## [Work to complete]
Write out the listing below exactly, and omit any images you find in it.

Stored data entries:
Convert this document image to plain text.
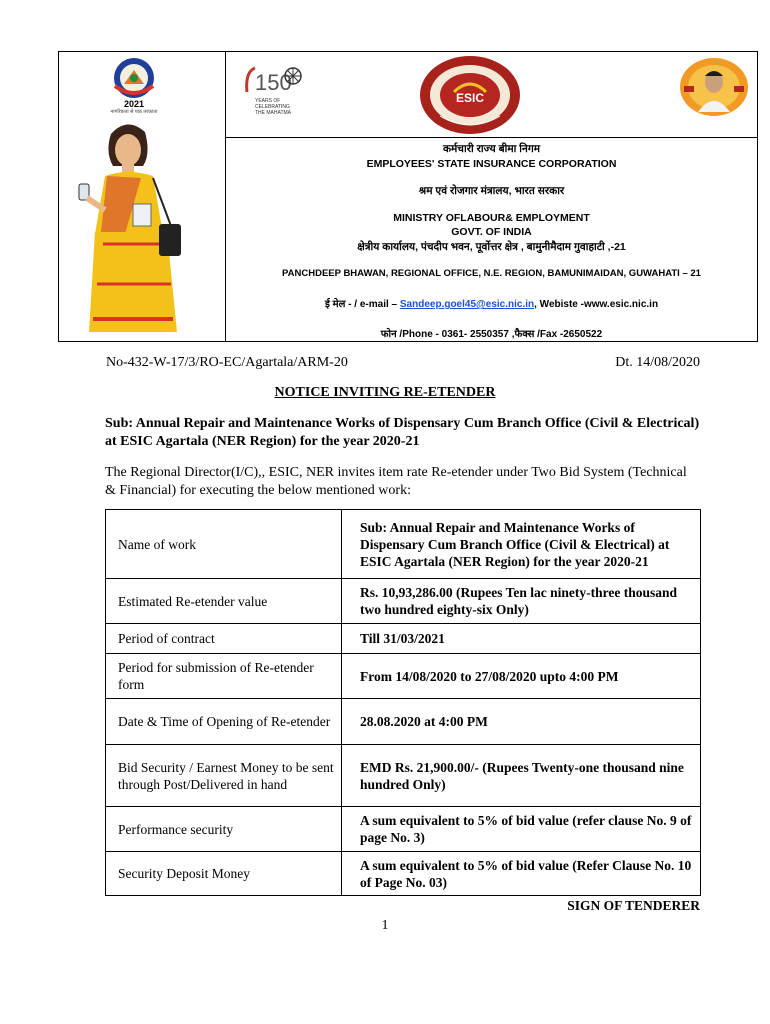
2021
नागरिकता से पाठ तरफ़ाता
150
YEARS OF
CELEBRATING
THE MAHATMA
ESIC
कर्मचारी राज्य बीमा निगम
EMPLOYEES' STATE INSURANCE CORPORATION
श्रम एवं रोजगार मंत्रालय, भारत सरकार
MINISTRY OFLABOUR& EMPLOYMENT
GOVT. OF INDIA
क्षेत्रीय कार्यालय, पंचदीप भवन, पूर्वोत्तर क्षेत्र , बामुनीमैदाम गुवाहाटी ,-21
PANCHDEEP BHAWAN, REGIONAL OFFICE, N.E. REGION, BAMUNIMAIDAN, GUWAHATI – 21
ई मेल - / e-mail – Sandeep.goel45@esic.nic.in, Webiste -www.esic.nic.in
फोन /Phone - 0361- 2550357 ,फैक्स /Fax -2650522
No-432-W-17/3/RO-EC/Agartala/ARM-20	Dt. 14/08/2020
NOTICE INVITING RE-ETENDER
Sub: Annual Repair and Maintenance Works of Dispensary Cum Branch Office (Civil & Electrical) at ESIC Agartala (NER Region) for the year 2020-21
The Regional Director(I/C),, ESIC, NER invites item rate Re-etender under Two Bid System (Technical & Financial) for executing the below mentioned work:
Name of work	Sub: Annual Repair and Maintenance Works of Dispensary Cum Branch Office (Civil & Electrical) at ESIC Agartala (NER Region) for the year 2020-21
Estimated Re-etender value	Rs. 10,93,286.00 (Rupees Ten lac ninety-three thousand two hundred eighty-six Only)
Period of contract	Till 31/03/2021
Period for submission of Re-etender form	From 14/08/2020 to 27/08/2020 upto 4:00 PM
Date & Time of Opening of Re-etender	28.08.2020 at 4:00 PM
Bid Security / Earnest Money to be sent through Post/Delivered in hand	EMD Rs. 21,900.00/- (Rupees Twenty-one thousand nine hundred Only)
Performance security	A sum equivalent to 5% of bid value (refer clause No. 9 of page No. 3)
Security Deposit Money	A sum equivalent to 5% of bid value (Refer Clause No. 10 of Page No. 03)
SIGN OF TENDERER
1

## [Finished exercise]
Convert this document image to plain text.
2021
नागरिकता से पाठ तरफ़ाता
150
YEARS OF
CELEBRATING
THE MAHATMA
ESIC
कर्मचारी राज्य बीमा निगम
EMPLOYEES' STATE INSURANCE CORPORATION
श्रम एवं रोजगार मंत्रालय, भारत सरकार
MINISTRY OFLABOUR& EMPLOYMENT
GOVT. OF INDIA
क्षेत्रीय कार्यालय, पंचदीप भवन, पूर्वोत्तर क्षेत्र , बामुनीमैदाम गुवाहाटी ,-21
PANCHDEEP BHAWAN, REGIONAL OFFICE, N.E. REGION, BAMUNIMAIDAN, GUWAHATI – 21
ई मेल - / e-mail – Sandeep.goel45@esic.nic.in, Webiste -www.esic.nic.in
फोन /Phone - 0361- 2550357 ,फैक्स /Fax -2650522
No-432-W-17/3/RO-EC/Agartala/ARM-20	Dt. 14/08/2020
NOTICE INVITING RE-ETENDER
Sub: Annual Repair and Maintenance Works of Dispensary Cum Branch Office (Civil & Electrical) at ESIC Agartala (NER Region) for the year 2020-21
The Regional Director(I/C),, ESIC, NER invites item rate Re-etender under Two Bid System (Technical & Financial) for executing the below mentioned work:
Name of work	Sub: Annual Repair and Maintenance Works of Dispensary Cum Branch Office (Civil & Electrical) at ESIC Agartala (NER Region) for the year 2020-21
Estimated Re-etender value	Rs. 10,93,286.00 (Rupees Ten lac ninety-three thousand two hundred eighty-six Only)
Period of contract	Till 31/03/2021
Period for submission of Re-etender form	From 14/08/2020 to 27/08/2020 upto 4:00 PM
Date & Time of Opening of Re-etender	28.08.2020 at 4:00 PM
Bid Security / Earnest Money to be sent through Post/Delivered in hand	EMD Rs. 21,900.00/- (Rupees Twenty-one thousand nine hundred Only)
Performance security	A sum equivalent to 5% of bid value (refer clause No. 9 of page No. 3)
Security Deposit Money	A sum equivalent to 5% of bid value (Refer Clause No. 10 of Page No. 03)
SIGN OF TENDERER
1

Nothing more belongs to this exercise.